Exercise aim> Scan the data. Collect each line that contains the word "amet".

Dataset records>

--- BEGIN ---

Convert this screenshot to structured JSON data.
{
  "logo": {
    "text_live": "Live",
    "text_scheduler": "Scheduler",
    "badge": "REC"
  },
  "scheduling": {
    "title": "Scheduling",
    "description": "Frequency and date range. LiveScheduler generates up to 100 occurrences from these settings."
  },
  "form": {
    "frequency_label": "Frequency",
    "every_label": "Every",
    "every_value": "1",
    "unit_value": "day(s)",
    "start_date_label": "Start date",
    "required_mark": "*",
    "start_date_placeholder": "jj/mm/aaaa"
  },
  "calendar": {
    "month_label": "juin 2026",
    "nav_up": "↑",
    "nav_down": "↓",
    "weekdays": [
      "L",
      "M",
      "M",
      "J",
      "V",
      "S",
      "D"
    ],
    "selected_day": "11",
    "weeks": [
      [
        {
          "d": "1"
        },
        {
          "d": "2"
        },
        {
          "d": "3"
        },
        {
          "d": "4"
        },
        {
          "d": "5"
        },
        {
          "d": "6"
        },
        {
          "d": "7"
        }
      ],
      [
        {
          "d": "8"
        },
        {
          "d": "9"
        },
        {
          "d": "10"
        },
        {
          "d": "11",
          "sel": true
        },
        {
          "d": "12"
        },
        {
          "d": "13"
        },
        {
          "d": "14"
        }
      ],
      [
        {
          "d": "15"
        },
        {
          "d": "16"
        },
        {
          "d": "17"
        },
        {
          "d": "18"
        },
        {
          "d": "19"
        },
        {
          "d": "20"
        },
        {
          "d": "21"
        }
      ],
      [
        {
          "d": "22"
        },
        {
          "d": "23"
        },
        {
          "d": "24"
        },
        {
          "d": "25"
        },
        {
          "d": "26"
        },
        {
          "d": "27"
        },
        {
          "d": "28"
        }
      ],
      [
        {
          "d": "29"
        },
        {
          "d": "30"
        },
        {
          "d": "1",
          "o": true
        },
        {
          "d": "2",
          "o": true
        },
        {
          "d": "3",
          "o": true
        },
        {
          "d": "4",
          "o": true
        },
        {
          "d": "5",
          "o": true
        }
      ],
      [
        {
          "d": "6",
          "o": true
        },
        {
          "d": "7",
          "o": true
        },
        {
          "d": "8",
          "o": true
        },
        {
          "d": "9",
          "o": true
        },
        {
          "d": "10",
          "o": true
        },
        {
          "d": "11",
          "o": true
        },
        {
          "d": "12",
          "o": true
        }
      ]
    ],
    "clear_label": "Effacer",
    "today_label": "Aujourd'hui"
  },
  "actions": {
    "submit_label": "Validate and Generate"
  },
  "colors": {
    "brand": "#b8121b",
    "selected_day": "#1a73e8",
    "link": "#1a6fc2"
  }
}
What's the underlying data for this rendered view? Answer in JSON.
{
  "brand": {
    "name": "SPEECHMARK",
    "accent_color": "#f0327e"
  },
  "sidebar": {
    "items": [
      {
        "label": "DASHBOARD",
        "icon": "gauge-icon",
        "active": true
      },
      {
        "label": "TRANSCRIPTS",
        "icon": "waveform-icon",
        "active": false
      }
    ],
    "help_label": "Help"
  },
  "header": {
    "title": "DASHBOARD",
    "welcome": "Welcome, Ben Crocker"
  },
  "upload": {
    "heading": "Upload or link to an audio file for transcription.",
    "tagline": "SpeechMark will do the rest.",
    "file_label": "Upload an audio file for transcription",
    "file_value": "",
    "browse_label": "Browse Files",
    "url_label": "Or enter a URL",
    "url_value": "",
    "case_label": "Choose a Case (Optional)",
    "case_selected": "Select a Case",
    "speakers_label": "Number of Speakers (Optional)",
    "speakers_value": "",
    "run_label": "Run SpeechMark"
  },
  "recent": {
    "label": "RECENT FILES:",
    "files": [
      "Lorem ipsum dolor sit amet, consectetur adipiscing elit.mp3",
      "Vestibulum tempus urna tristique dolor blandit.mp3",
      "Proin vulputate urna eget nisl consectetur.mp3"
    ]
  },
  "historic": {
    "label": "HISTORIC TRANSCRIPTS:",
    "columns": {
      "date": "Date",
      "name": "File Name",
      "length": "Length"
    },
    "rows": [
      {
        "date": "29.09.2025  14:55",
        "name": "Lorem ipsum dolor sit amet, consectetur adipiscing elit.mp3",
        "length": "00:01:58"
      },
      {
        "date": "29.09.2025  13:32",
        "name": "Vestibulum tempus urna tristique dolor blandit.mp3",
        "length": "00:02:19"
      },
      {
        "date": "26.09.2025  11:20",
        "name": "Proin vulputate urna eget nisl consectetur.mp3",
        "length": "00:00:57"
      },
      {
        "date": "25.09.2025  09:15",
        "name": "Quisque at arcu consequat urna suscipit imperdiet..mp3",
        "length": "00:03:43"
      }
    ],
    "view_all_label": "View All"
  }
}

--- END ---

Output below>
      "Lorem ipsum dolor sit amet, consectetur adipiscing elit.mp3",
        "name": "Lorem ipsum dolor sit amet, consectetur adipiscing elit.mp3",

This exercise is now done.